As with keeping your readers’ interest throughout the rest of your novel, you keep their interest through a dialogue by dangling the carrot the in front of them, building up the double-entendres, quid pro quos, veiled threats and misunderstandings, and generally not giving your audience what they want. This in turn makes them feel tense. Because damn it, what’s going to happen next?

Quentin Tarantino is a renowned master of suspense and tension, and if you haven’t watched Inglourious Basterds I would highly recommend you pay attention to two scenes in particular.

The first is the opening scene, where an SS Colonel hunting Jews in France speaks with a dairy farmer. For the most part the two characters talk about cows, milk, and smoking their pipe, while only vaguely broaching the actual topic at hand. They talk about rather inconsequential stuff. Yet I was on the edge of my seat the entire time, as was just about everyone else in the theater. When the farmer finally breaks and reveals the location of the Jewish family he’s been hiding, a loud, collective “NO!” went out through the audience.

How did Tarantino achieve this? By skirting the issue and beating around the bush. By having a fantastic actor in the role of an SS Colonel that acts and looks a creep. By letting you know that the farmer was lying to protect a Jewish family. By making you wonder how much longer he could keep his composure. By dragging out the scene, knowing full-well that the longer it went, the lower the likelihood of a positive outcome. But most importantly, by making you falsely believe that the good guys had won, then immediately going on some racist diatribe.

● **Information provided**
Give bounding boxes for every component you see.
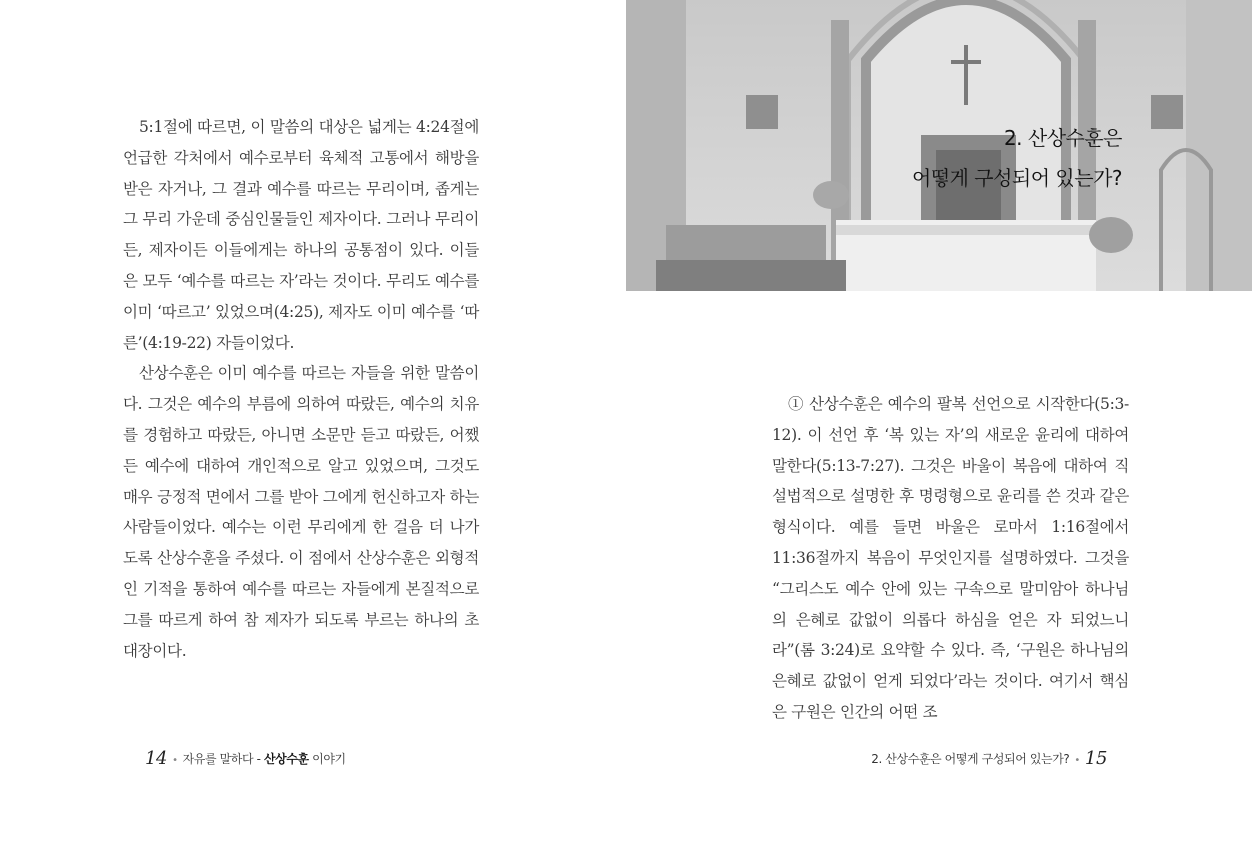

● **Directions**
1. In the passage on suspense in dialogue, what do the SS Colonel and the dairy farmer mostly talk about?
2. Mark each statement yes or no against the passage on suspense in dialogue, quoting the words that decide it: (a) The audience cried out when the farmer gave up the family's location. (b) The opening scene takes place in Germany. (c) The writer stayed calm while watching the scene.
3. Resume the passage on suspense in dialogue, picking up after its last sentence.

● **Expected responses**
1. Cows, milk, and smoking their pipe.

2.
(a) Yes: "a loud, collective “NO!” went out through the audience."
(b) No: "an SS Colonel hunting Jews in France"
(c) No: "I was on the edge of my seat the entire time"

3.
And that’s an important point: if someone says something to piss off your protagonist, then your reader should be pissed off too, or experience an equally strong, similar emotion. But if you’re worried about offending your audience you’re going to have a very hard time writing anything interesting.

There is another scene later on where the characters are just playing some funny drinking game in a bar. The same tricks are used for the most part, and once again I (along with the rest of the theater) was on the edge of my seat.

You may or may not like Tarantino’s work, but his two Academy Awards were given for screenwriting. So learn it from the best!